Request =>
In the listing below, locate the lines that hold the string "日本郵便". Copy those lines.
==================================================
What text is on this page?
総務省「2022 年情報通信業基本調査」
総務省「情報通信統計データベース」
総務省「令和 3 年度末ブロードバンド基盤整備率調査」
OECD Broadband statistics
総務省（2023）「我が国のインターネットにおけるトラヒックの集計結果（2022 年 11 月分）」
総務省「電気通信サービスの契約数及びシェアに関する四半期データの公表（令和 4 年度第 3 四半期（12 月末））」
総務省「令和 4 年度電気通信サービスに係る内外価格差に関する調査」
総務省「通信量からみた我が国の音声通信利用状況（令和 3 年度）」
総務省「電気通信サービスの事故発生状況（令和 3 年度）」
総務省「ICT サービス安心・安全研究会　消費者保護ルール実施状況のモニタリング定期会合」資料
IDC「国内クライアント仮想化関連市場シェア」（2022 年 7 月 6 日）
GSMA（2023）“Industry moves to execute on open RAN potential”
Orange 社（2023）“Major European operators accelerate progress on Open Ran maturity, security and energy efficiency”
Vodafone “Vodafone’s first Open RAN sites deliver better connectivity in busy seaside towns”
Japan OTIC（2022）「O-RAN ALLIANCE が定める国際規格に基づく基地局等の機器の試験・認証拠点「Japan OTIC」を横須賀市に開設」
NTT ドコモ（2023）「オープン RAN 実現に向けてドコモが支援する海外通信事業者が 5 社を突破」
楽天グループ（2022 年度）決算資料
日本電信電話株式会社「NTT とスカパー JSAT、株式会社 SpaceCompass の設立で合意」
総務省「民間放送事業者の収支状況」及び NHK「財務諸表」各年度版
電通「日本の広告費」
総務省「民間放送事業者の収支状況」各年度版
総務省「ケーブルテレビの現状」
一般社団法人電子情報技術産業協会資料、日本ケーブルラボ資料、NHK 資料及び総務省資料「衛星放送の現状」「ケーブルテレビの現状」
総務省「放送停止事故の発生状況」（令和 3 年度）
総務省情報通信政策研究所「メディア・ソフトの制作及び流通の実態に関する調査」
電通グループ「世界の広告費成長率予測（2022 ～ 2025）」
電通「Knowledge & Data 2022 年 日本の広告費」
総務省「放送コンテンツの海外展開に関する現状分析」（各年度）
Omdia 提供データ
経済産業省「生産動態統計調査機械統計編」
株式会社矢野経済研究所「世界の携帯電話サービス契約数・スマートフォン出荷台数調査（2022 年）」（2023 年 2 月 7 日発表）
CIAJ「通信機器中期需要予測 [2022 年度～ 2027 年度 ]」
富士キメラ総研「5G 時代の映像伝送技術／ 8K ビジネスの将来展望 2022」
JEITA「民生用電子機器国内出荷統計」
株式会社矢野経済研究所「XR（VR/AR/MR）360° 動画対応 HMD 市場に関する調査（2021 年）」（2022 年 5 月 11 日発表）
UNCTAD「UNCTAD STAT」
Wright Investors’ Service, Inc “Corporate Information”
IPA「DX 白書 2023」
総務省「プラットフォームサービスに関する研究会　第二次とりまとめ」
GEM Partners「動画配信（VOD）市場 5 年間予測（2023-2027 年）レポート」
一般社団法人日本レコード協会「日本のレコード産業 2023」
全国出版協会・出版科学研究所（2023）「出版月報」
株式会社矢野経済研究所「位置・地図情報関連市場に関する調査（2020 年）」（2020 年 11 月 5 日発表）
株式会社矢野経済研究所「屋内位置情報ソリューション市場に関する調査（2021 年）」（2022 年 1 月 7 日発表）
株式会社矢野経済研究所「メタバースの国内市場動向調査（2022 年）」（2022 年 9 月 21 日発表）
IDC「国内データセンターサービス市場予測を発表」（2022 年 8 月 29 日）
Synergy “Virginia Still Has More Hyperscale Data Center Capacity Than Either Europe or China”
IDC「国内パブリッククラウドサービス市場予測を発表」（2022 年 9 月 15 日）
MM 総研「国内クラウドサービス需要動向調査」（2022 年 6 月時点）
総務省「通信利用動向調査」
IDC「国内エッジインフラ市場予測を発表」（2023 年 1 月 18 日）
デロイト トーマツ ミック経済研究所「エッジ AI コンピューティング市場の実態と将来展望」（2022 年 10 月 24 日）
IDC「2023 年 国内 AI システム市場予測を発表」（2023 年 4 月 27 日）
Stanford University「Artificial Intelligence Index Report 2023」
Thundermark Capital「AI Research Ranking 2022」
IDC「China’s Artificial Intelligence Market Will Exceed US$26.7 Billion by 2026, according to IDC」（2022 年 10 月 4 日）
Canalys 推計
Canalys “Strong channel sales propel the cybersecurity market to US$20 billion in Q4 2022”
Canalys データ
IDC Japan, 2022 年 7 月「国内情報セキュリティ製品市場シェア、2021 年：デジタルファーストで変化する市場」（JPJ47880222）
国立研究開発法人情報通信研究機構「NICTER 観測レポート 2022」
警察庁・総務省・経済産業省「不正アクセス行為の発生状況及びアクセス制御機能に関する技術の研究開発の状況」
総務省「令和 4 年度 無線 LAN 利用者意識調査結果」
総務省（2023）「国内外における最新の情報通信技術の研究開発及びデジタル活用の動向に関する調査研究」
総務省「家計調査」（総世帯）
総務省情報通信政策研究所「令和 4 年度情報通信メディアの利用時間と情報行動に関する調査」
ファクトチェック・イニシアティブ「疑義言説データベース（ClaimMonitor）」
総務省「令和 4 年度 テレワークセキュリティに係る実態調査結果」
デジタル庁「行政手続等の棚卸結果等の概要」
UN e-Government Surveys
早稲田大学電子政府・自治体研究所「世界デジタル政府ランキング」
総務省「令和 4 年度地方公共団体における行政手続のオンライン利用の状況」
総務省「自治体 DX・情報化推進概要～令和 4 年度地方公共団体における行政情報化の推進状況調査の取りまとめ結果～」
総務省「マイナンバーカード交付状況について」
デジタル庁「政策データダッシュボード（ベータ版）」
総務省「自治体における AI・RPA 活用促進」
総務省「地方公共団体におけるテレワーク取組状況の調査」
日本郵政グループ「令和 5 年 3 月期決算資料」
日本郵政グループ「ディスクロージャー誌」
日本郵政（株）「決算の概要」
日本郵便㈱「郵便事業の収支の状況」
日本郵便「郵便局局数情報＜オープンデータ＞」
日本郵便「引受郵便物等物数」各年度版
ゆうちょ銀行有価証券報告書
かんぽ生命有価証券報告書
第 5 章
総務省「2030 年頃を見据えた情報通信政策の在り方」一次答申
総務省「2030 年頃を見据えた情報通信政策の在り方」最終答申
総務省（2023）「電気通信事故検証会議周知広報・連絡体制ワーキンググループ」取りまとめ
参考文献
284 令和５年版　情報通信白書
==================================================
Solution to the problem =>
日本郵便㈱「郵便事業の収支の状況」
日本郵便「郵便局局数情報＜オープンデータ＞」
日本郵便「引受郵便物等物数」各年度版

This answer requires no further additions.